Short task » Repeat every record exactly, but keep images out of the copy.

Excerpts from a figure dataset:
***

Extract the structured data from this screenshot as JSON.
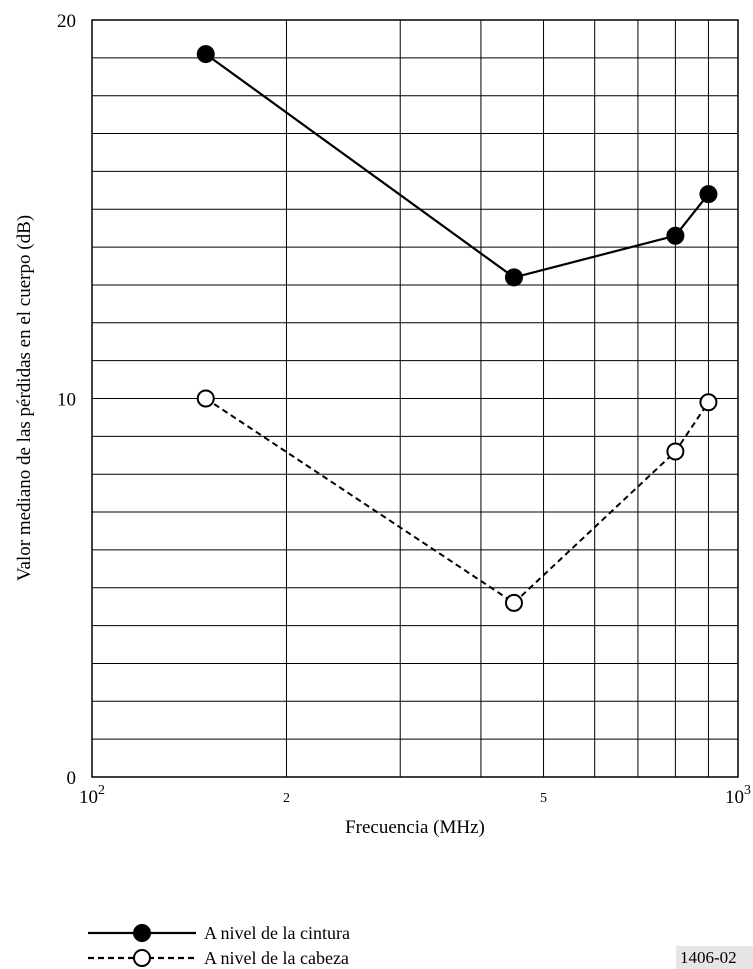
{
  "chart_data": {
    "type": "line",
    "x_scale": "log",
    "xlim": [
      100,
      1000
    ],
    "ylim": [
      0,
      20
    ],
    "grid": true,
    "xlabel": "Frecuencia (MHz)",
    "ylabel": "Valor mediano de las pérdidas en el cuerpo (dB)",
    "y_ticks": [
      "0",
      "10",
      "20"
    ],
    "x_tick_labels": [
      {
        "value": 100,
        "base": "10",
        "exp": "2"
      },
      {
        "value": 200,
        "base": "2",
        "exp": ""
      },
      {
        "value": 500,
        "base": "5",
        "exp": ""
      },
      {
        "value": 1000,
        "base": "10",
        "exp": "3"
      }
    ],
    "legend_position": "bottom-left",
    "series": [
      {
        "name": "A nivel de la cintura",
        "style": "solid",
        "marker": "filled-circle",
        "color": "#000000",
        "x": [
          150,
          450,
          800,
          900
        ],
        "y": [
          19.1,
          13.2,
          14.3,
          15.4
        ]
      },
      {
        "name": "A nivel de la cabeza",
        "style": "dashed",
        "marker": "open-circle",
        "color": "#000000",
        "x": [
          150,
          450,
          800,
          900
        ],
        "y": [
          10.0,
          4.6,
          8.6,
          9.9
        ]
      }
    ]
  },
  "figure_id": "1406-02"
}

***

Complete answer »
Extract the structured data from this screenshot as JSON.
{
  "chart_data": {
    "type": "line",
    "x_scale": "log",
    "xlim": [
      100,
      1000
    ],
    "ylim": [
      0,
      20
    ],
    "grid": true,
    "xlabel": "Frecuencia (MHz)",
    "ylabel": "Valor mediano de las pérdidas en el cuerpo (dB)",
    "y_ticks": [
      "0",
      "10",
      "20"
    ],
    "x_tick_labels": [
      {
        "value": 100,
        "base": "10",
        "exp": "2"
      },
      {
        "value": 200,
        "base": "2",
        "exp": ""
      },
      {
        "value": 500,
        "base": "5",
        "exp": ""
      },
      {
        "value": 1000,
        "base": "10",
        "exp": "3"
      }
    ],
    "legend_position": "bottom-left",
    "series": [
      {
        "name": "A nivel de la cintura",
        "style": "solid",
        "marker": "filled-circle",
        "color": "#000000",
        "x": [
          150,
          450,
          800,
          900
        ],
        "y": [
          19.1,
          13.2,
          14.3,
          15.4
        ]
      },
      {
        "name": "A nivel de la cabeza",
        "style": "dashed",
        "marker": "open-circle",
        "color": "#000000",
        "x": [
          150,
          450,
          800,
          900
        ],
        "y": [
          10.0,
          4.6,
          8.6,
          9.9
        ]
      }
    ]
  },
  "figure_id": "1406-02"
}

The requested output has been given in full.